> _Task_: Reproduce all of the data exactly, with no line skipped.

> _Records for the task_:
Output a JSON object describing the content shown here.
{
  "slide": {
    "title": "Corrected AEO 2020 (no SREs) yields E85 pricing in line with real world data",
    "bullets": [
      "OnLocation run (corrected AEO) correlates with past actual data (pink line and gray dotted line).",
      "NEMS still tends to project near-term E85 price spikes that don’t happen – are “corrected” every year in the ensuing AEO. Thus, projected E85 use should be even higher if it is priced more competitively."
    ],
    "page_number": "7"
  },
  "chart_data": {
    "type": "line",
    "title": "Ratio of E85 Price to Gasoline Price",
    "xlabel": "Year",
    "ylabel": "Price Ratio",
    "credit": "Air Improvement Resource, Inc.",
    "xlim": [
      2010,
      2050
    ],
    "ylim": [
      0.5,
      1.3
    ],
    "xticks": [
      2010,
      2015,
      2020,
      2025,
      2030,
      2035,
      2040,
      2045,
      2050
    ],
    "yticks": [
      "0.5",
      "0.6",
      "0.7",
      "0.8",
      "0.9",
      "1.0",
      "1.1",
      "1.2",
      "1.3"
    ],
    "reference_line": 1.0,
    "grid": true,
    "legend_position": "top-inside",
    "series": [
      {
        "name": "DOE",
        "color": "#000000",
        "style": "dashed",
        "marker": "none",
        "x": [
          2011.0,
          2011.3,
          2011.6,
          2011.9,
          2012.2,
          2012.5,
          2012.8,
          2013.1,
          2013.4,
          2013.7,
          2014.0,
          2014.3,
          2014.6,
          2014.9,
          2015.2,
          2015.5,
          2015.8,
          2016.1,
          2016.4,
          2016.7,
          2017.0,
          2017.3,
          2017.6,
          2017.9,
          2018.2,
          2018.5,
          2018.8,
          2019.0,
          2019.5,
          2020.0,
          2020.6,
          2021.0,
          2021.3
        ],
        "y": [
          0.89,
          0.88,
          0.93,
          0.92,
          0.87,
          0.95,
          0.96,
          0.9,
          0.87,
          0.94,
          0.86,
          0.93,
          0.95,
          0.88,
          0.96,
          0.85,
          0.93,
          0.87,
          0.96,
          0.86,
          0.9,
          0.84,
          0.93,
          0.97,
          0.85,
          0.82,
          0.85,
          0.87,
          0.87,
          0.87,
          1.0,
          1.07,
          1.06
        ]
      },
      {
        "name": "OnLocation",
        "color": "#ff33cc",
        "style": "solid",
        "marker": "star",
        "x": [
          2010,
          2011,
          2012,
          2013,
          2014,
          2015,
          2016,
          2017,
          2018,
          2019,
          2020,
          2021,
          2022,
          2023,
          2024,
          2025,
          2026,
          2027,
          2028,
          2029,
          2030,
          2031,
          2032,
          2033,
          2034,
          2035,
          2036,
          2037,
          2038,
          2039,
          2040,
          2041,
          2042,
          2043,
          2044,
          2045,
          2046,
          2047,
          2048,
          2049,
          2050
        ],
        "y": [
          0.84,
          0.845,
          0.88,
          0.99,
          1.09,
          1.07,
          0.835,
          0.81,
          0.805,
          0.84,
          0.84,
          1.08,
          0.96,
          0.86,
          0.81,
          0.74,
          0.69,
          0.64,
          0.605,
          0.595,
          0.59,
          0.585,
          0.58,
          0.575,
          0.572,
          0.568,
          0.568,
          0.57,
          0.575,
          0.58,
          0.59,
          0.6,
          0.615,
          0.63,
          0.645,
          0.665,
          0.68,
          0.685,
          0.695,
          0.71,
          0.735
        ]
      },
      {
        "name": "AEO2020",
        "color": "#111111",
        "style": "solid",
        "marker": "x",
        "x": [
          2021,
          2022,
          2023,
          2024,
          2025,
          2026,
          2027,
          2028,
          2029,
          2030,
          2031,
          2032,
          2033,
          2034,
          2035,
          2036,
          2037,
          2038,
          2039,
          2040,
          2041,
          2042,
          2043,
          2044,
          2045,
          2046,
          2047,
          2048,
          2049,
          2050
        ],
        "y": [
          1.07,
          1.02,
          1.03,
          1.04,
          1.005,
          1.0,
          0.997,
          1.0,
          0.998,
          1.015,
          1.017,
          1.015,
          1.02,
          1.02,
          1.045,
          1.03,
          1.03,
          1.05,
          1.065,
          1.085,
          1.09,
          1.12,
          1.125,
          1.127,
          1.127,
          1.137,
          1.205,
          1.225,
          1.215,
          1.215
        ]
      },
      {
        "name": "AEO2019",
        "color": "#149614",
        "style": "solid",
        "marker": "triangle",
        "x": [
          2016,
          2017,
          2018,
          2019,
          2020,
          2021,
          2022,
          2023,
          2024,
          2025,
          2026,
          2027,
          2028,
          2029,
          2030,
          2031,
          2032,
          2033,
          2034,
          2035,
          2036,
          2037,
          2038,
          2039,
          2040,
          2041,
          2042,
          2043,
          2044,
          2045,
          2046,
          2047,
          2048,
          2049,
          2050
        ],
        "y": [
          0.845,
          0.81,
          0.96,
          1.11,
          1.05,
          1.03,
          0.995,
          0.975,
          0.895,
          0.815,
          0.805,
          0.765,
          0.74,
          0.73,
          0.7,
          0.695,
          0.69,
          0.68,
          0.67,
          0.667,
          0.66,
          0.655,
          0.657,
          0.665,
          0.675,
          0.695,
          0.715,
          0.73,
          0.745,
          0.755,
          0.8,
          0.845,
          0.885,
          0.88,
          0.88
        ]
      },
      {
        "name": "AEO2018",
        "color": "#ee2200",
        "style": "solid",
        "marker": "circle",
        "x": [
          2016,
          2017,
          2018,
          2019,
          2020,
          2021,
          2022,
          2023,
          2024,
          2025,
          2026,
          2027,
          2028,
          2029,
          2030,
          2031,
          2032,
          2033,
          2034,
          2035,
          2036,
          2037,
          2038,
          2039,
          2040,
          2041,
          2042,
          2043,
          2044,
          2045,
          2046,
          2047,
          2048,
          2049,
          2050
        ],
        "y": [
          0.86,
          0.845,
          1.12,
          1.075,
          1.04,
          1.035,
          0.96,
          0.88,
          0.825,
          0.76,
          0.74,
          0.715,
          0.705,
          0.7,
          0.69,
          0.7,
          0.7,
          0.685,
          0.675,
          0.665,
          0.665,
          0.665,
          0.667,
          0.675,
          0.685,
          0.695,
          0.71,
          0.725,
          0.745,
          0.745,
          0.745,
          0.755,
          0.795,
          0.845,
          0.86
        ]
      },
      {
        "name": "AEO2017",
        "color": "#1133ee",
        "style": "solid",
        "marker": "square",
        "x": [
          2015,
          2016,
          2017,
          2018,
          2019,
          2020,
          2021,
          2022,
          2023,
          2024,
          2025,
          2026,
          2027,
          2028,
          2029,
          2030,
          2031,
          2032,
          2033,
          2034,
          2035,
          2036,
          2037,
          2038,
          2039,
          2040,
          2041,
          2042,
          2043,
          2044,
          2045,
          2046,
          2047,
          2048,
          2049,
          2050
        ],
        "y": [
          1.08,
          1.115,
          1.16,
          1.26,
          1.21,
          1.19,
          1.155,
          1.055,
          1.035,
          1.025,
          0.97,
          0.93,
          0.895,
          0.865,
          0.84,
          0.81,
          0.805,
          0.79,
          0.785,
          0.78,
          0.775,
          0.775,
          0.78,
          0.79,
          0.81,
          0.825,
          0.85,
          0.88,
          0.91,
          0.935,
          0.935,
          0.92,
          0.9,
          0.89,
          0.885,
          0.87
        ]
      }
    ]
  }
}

> _Finished task_:
Output a JSON object describing the content shown here.
{
  "slide": {
    "title": "Corrected AEO 2020 (no SREs) yields E85 pricing in line with real world data",
    "bullets": [
      "OnLocation run (corrected AEO) correlates with past actual data (pink line and gray dotted line).",
      "NEMS still tends to project near-term E85 price spikes that don’t happen – are “corrected” every year in the ensuing AEO. Thus, projected E85 use should be even higher if it is priced more competitively."
    ],
    "page_number": "7"
  },
  "chart_data": {
    "type": "line",
    "title": "Ratio of E85 Price to Gasoline Price",
    "xlabel": "Year",
    "ylabel": "Price Ratio",
    "credit": "Air Improvement Resource, Inc.",
    "xlim": [
      2010,
      2050
    ],
    "ylim": [
      0.5,
      1.3
    ],
    "xticks": [
      2010,
      2015,
      2020,
      2025,
      2030,
      2035,
      2040,
      2045,
      2050
    ],
    "yticks": [
      "0.5",
      "0.6",
      "0.7",
      "0.8",
      "0.9",
      "1.0",
      "1.1",
      "1.2",
      "1.3"
    ],
    "reference_line": 1.0,
    "grid": true,
    "legend_position": "top-inside",
    "series": [
      {
        "name": "DOE",
        "color": "#000000",
        "style": "dashed",
        "marker": "none",
        "x": [
          2011.0,
          2011.3,
          2011.6,
          2011.9,
          2012.2,
          2012.5,
          2012.8,
          2013.1,
          2013.4,
          2013.7,
          2014.0,
          2014.3,
          2014.6,
          2014.9,
          2015.2,
          2015.5,
          2015.8,
          2016.1,
          2016.4,
          2016.7,
          2017.0,
          2017.3,
          2017.6,
          2017.9,
          2018.2,
          2018.5,
          2018.8,
          2019.0,
          2019.5,
          2020.0,
          2020.6,
          2021.0,
          2021.3
        ],
        "y": [
          0.89,
          0.88,
          0.93,
          0.92,
          0.87,
          0.95,
          0.96,
          0.9,
          0.87,
          0.94,
          0.86,
          0.93,
          0.95,
          0.88,
          0.96,
          0.85,
          0.93,
          0.87,
          0.96,
          0.86,
          0.9,
          0.84,
          0.93,
          0.97,
          0.85,
          0.82,
          0.85,
          0.87,
          0.87,
          0.87,
          1.0,
          1.07,
          1.06
        ]
      },
      {
        "name": "OnLocation",
        "color": "#ff33cc",
        "style": "solid",
        "marker": "star",
        "x": [
          2010,
          2011,
          2012,
          2013,
          2014,
          2015,
          2016,
          2017,
          2018,
          2019,
          2020,
          2021,
          2022,
          2023,
          2024,
          2025,
          2026,
          2027,
          2028,
          2029,
          2030,
          2031,
          2032,
          2033,
          2034,
          2035,
          2036,
          2037,
          2038,
          2039,
          2040,
          2041,
          2042,
          2043,
          2044,
          2045,
          2046,
          2047,
          2048,
          2049,
          2050
        ],
        "y": [
          0.84,
          0.845,
          0.88,
          0.99,
          1.09,
          1.07,
          0.835,
          0.81,
          0.805,
          0.84,
          0.84,
          1.08,
          0.96,
          0.86,
          0.81,
          0.74,
          0.69,
          0.64,
          0.605,
          0.595,
          0.59,
          0.585,
          0.58,
          0.575,
          0.572,
          0.568,
          0.568,
          0.57,
          0.575,
          0.58,
          0.59,
          0.6,
          0.615,
          0.63,
          0.645,
          0.665,
          0.68,
          0.685,
          0.695,
          0.71,
          0.735
        ]
      },
      {
        "name": "AEO2020",
        "color": "#111111",
        "style": "solid",
        "marker": "x",
        "x": [
          2021,
          2022,
          2023,
          2024,
          2025,
          2026,
          2027,
          2028,
          2029,
          2030,
          2031,
          2032,
          2033,
          2034,
          2035,
          2036,
          2037,
          2038,
          2039,
          2040,
          2041,
          2042,
          2043,
          2044,
          2045,
          2046,
          2047,
          2048,
          2049,
          2050
        ],
        "y": [
          1.07,
          1.02,
          1.03,
          1.04,
          1.005,
          1.0,
          0.997,
          1.0,
          0.998,
          1.015,
          1.017,
          1.015,
          1.02,
          1.02,
          1.045,
          1.03,
          1.03,
          1.05,
          1.065,
          1.085,
          1.09,
          1.12,
          1.125,
          1.127,
          1.127,
          1.137,
          1.205,
          1.225,
          1.215,
          1.215
        ]
      },
      {
        "name": "AEO2019",
        "color": "#149614",
        "style": "solid",
        "marker": "triangle",
        "x": [
          2016,
          2017,
          2018,
          2019,
          2020,
          2021,
          2022,
          2023,
          2024,
          2025,
          2026,
          2027,
          2028,
          2029,
          2030,
          2031,
          2032,
          2033,
          2034,
          2035,
          2036,
          2037,
          2038,
          2039,
          2040,
          2041,
          2042,
          2043,
          2044,
          2045,
          2046,
          2047,
          2048,
          2049,
          2050
        ],
        "y": [
          0.845,
          0.81,
          0.96,
          1.11,
          1.05,
          1.03,
          0.995,
          0.975,
          0.895,
          0.815,
          0.805,
          0.765,
          0.74,
          0.73,
          0.7,
          0.695,
          0.69,
          0.68,
          0.67,
          0.667,
          0.66,
          0.655,
          0.657,
          0.665,
          0.675,
          0.695,
          0.715,
          0.73,
          0.745,
          0.755,
          0.8,
          0.845,
          0.885,
          0.88,
          0.88
        ]
      },
      {
        "name": "AEO2018",
        "color": "#ee2200",
        "style": "solid",
        "marker": "circle",
        "x": [
          2016,
          2017,
          2018,
          2019,
          2020,
          2021,
          2022,
          2023,
          2024,
          2025,
          2026,
          2027,
          2028,
          2029,
          2030,
          2031,
          2032,
          2033,
          2034,
          2035,
          2036,
          2037,
          2038,
          2039,
          2040,
          2041,
          2042,
          2043,
          2044,
          2045,
          2046,
          2047,
          2048,
          2049,
          2050
        ],
        "y": [
          0.86,
          0.845,
          1.12,
          1.075,
          1.04,
          1.035,
          0.96,
          0.88,
          0.825,
          0.76,
          0.74,
          0.715,
          0.705,
          0.7,
          0.69,
          0.7,
          0.7,
          0.685,
          0.675,
          0.665,
          0.665,
          0.665,
          0.667,
          0.675,
          0.685,
          0.695,
          0.71,
          0.725,
          0.745,
          0.745,
          0.745,
          0.755,
          0.795,
          0.845,
          0.86
        ]
      },
      {
        "name": "AEO2017",
        "color": "#1133ee",
        "style": "solid",
        "marker": "square",
        "x": [
          2015,
          2016,
          2017,
          2018,
          2019,
          2020,
          2021,
          2022,
          2023,
          2024,
          2025,
          2026,
          2027,
          2028,
          2029,
          2030,
          2031,
          2032,
          2033,
          2034,
          2035,
          2036,
          2037,
          2038,
          2039,
          2040,
          2041,
          2042,
          2043,
          2044,
          2045,
          2046,
          2047,
          2048,
          2049,
          2050
        ],
        "y": [
          1.08,
          1.115,
          1.16,
          1.26,
          1.21,
          1.19,
          1.155,
          1.055,
          1.035,
          1.025,
          0.97,
          0.93,
          0.895,
          0.865,
          0.84,
          0.81,
          0.805,
          0.79,
          0.785,
          0.78,
          0.775,
          0.775,
          0.78,
          0.79,
          0.81,
          0.825,
          0.85,
          0.88,
          0.91,
          0.935,
          0.935,
          0.92,
          0.9,
          0.89,
          0.885,
          0.87
        ]
      }
    ]
  }
}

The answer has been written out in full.